**What to produce:**
Reproduce all the entries exactly and keep the pictures out.

(Extracted records)
'''

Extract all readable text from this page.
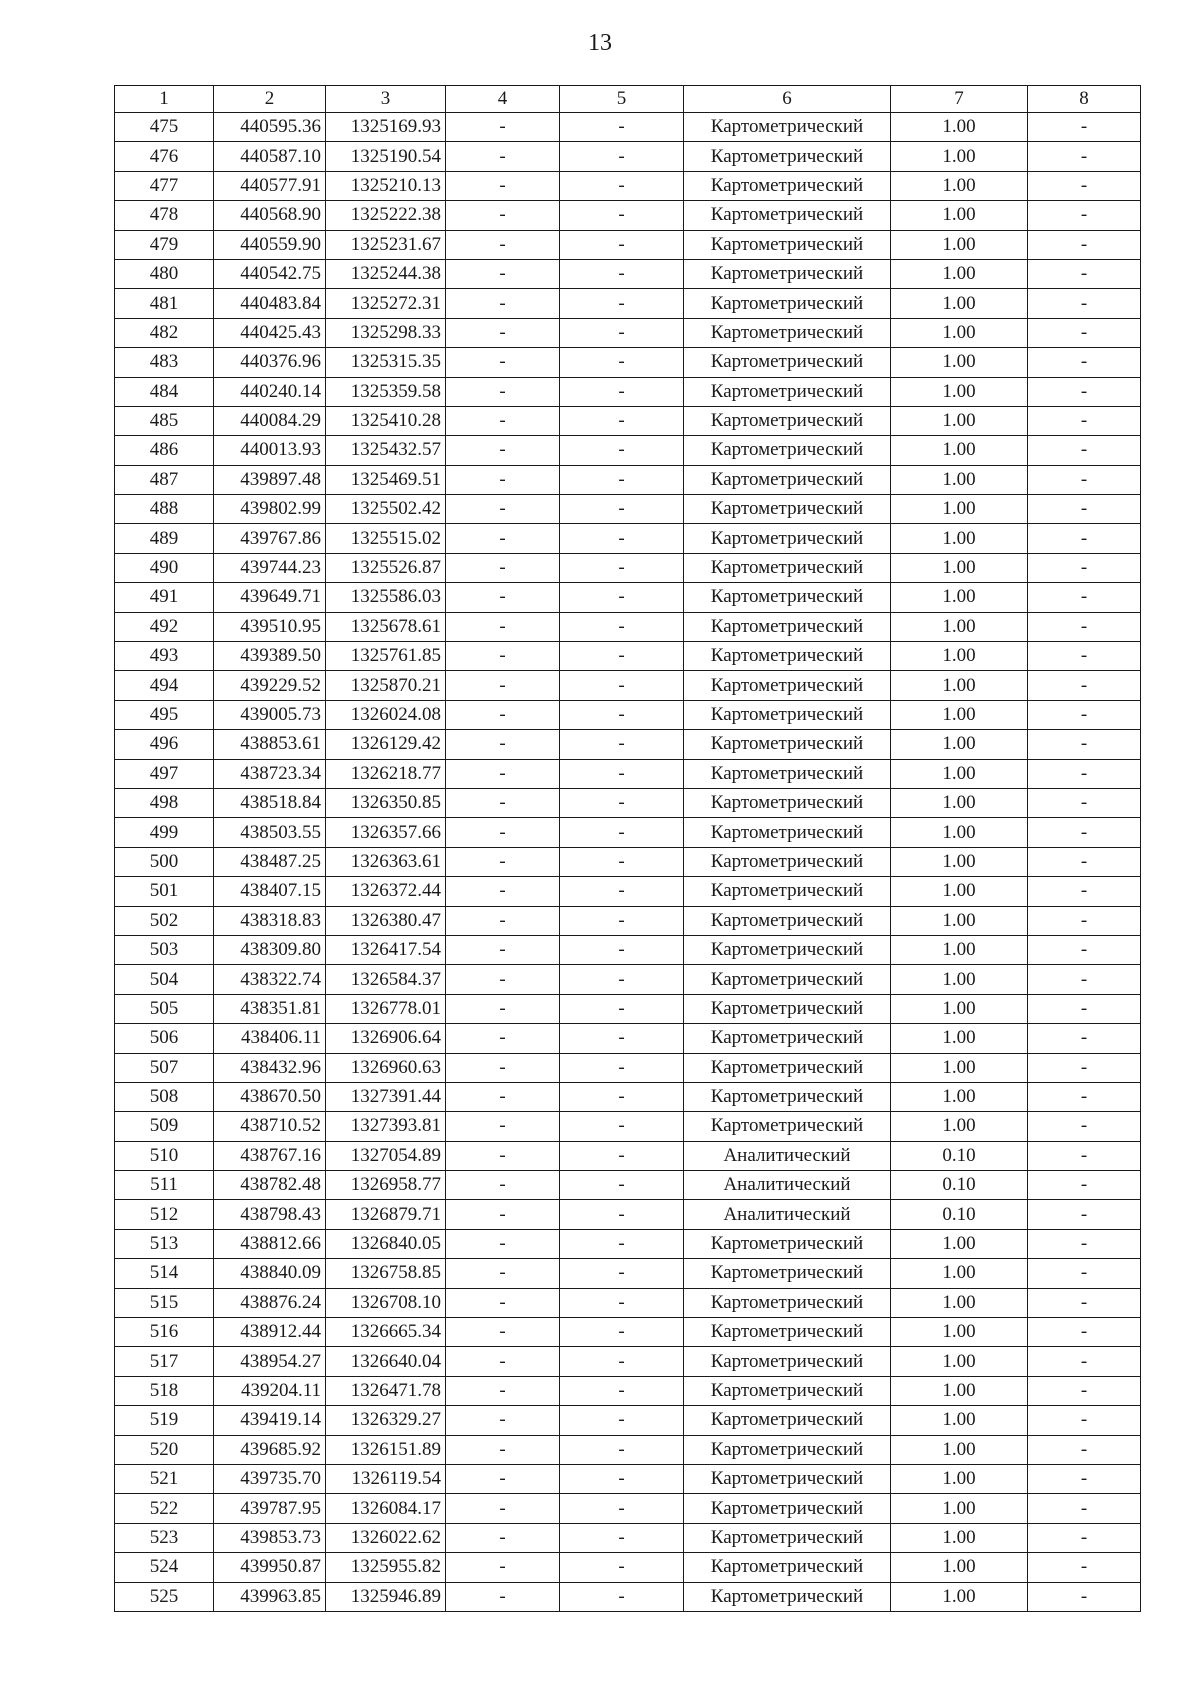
13
1	2	3	4	5	6	7	8
475	440595.36	1325169.93	-	-	Картометрический	1.00	-
476	440587.10	1325190.54	-	-	Картометрический	1.00	-
477	440577.91	1325210.13	-	-	Картометрический	1.00	-
478	440568.90	1325222.38	-	-	Картометрический	1.00	-
479	440559.90	1325231.67	-	-	Картометрический	1.00	-
480	440542.75	1325244.38	-	-	Картометрический	1.00	-
481	440483.84	1325272.31	-	-	Картометрический	1.00	-
482	440425.43	1325298.33	-	-	Картометрический	1.00	-
483	440376.96	1325315.35	-	-	Картометрический	1.00	-
484	440240.14	1325359.58	-	-	Картометрический	1.00	-
485	440084.29	1325410.28	-	-	Картометрический	1.00	-
486	440013.93	1325432.57	-	-	Картометрический	1.00	-
487	439897.48	1325469.51	-	-	Картометрический	1.00	-
488	439802.99	1325502.42	-	-	Картометрический	1.00	-
489	439767.86	1325515.02	-	-	Картометрический	1.00	-
490	439744.23	1325526.87	-	-	Картометрический	1.00	-
491	439649.71	1325586.03	-	-	Картометрический	1.00	-
492	439510.95	1325678.61	-	-	Картометрический	1.00	-
493	439389.50	1325761.85	-	-	Картометрический	1.00	-
494	439229.52	1325870.21	-	-	Картометрический	1.00	-
495	439005.73	1326024.08	-	-	Картометрический	1.00	-
496	438853.61	1326129.42	-	-	Картометрический	1.00	-
497	438723.34	1326218.77	-	-	Картометрический	1.00	-
498	438518.84	1326350.85	-	-	Картометрический	1.00	-
499	438503.55	1326357.66	-	-	Картометрический	1.00	-
500	438487.25	1326363.61	-	-	Картометрический	1.00	-
501	438407.15	1326372.44	-	-	Картометрический	1.00	-
502	438318.83	1326380.47	-	-	Картометрический	1.00	-
503	438309.80	1326417.54	-	-	Картометрический	1.00	-
504	438322.74	1326584.37	-	-	Картометрический	1.00	-
505	438351.81	1326778.01	-	-	Картометрический	1.00	-
506	438406.11	1326906.64	-	-	Картометрический	1.00	-
507	438432.96	1326960.63	-	-	Картометрический	1.00	-
508	438670.50	1327391.44	-	-	Картометрический	1.00	-
509	438710.52	1327393.81	-	-	Картометрический	1.00	-
510	438767.16	1327054.89	-	-	Аналитический	0.10	-
511	438782.48	1326958.77	-	-	Аналитический	0.10	-
512	438798.43	1326879.71	-	-	Аналитический	0.10	-
513	438812.66	1326840.05	-	-	Картометрический	1.00	-
514	438840.09	1326758.85	-	-	Картометрический	1.00	-
515	438876.24	1326708.10	-	-	Картометрический	1.00	-
516	438912.44	1326665.34	-	-	Картометрический	1.00	-
517	438954.27	1326640.04	-	-	Картометрический	1.00	-
518	439204.11	1326471.78	-	-	Картометрический	1.00	-
519	439419.14	1326329.27	-	-	Картометрический	1.00	-
520	439685.92	1326151.89	-	-	Картометрический	1.00	-
521	439735.70	1326119.54	-	-	Картометрический	1.00	-
522	439787.95	1326084.17	-	-	Картометрический	1.00	-
523	439853.73	1326022.62	-	-	Картометрический	1.00	-
524	439950.87	1325955.82	-	-	Картометрический	1.00	-
525	439963.85	1325946.89	-	-	Картометрический	1.00	-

'''

**Written solution:**
Extract all readable text from this page.
13
1	2	3	4	5	6	7	8
475	440595.36	1325169.93	-	-	Картометрический	1.00	-
476	440587.10	1325190.54	-	-	Картометрический	1.00	-
477	440577.91	1325210.13	-	-	Картометрический	1.00	-
478	440568.90	1325222.38	-	-	Картометрический	1.00	-
479	440559.90	1325231.67	-	-	Картометрический	1.00	-
480	440542.75	1325244.38	-	-	Картометрический	1.00	-
481	440483.84	1325272.31	-	-	Картометрический	1.00	-
482	440425.43	1325298.33	-	-	Картометрический	1.00	-
483	440376.96	1325315.35	-	-	Картометрический	1.00	-
484	440240.14	1325359.58	-	-	Картометрический	1.00	-
485	440084.29	1325410.28	-	-	Картометрический	1.00	-
486	440013.93	1325432.57	-	-	Картометрический	1.00	-
487	439897.48	1325469.51	-	-	Картометрический	1.00	-
488	439802.99	1325502.42	-	-	Картометрический	1.00	-
489	439767.86	1325515.02	-	-	Картометрический	1.00	-
490	439744.23	1325526.87	-	-	Картометрический	1.00	-
491	439649.71	1325586.03	-	-	Картометрический	1.00	-
492	439510.95	1325678.61	-	-	Картометрический	1.00	-
493	439389.50	1325761.85	-	-	Картометрический	1.00	-
494	439229.52	1325870.21	-	-	Картометрический	1.00	-
495	439005.73	1326024.08	-	-	Картометрический	1.00	-
496	438853.61	1326129.42	-	-	Картометрический	1.00	-
497	438723.34	1326218.77	-	-	Картометрический	1.00	-
498	438518.84	1326350.85	-	-	Картометрический	1.00	-
499	438503.55	1326357.66	-	-	Картометрический	1.00	-
500	438487.25	1326363.61	-	-	Картометрический	1.00	-
501	438407.15	1326372.44	-	-	Картометрический	1.00	-
502	438318.83	1326380.47	-	-	Картометрический	1.00	-
503	438309.80	1326417.54	-	-	Картометрический	1.00	-
504	438322.74	1326584.37	-	-	Картометрический	1.00	-
505	438351.81	1326778.01	-	-	Картометрический	1.00	-
506	438406.11	1326906.64	-	-	Картометрический	1.00	-
507	438432.96	1326960.63	-	-	Картометрический	1.00	-
508	438670.50	1327391.44	-	-	Картометрический	1.00	-
509	438710.52	1327393.81	-	-	Картометрический	1.00	-
510	438767.16	1327054.89	-	-	Аналитический	0.10	-
511	438782.48	1326958.77	-	-	Аналитический	0.10	-
512	438798.43	1326879.71	-	-	Аналитический	0.10	-
513	438812.66	1326840.05	-	-	Картометрический	1.00	-
514	438840.09	1326758.85	-	-	Картометрический	1.00	-
515	438876.24	1326708.10	-	-	Картометрический	1.00	-
516	438912.44	1326665.34	-	-	Картометрический	1.00	-
517	438954.27	1326640.04	-	-	Картометрический	1.00	-
518	439204.11	1326471.78	-	-	Картометрический	1.00	-
519	439419.14	1326329.27	-	-	Картометрический	1.00	-
520	439685.92	1326151.89	-	-	Картометрический	1.00	-
521	439735.70	1326119.54	-	-	Картометрический	1.00	-
522	439787.95	1326084.17	-	-	Картометрический	1.00	-
523	439853.73	1326022.62	-	-	Картометрический	1.00	-
524	439950.87	1325955.82	-	-	Картометрический	1.00	-
525	439963.85	1325946.89	-	-	Картометрический	1.00	-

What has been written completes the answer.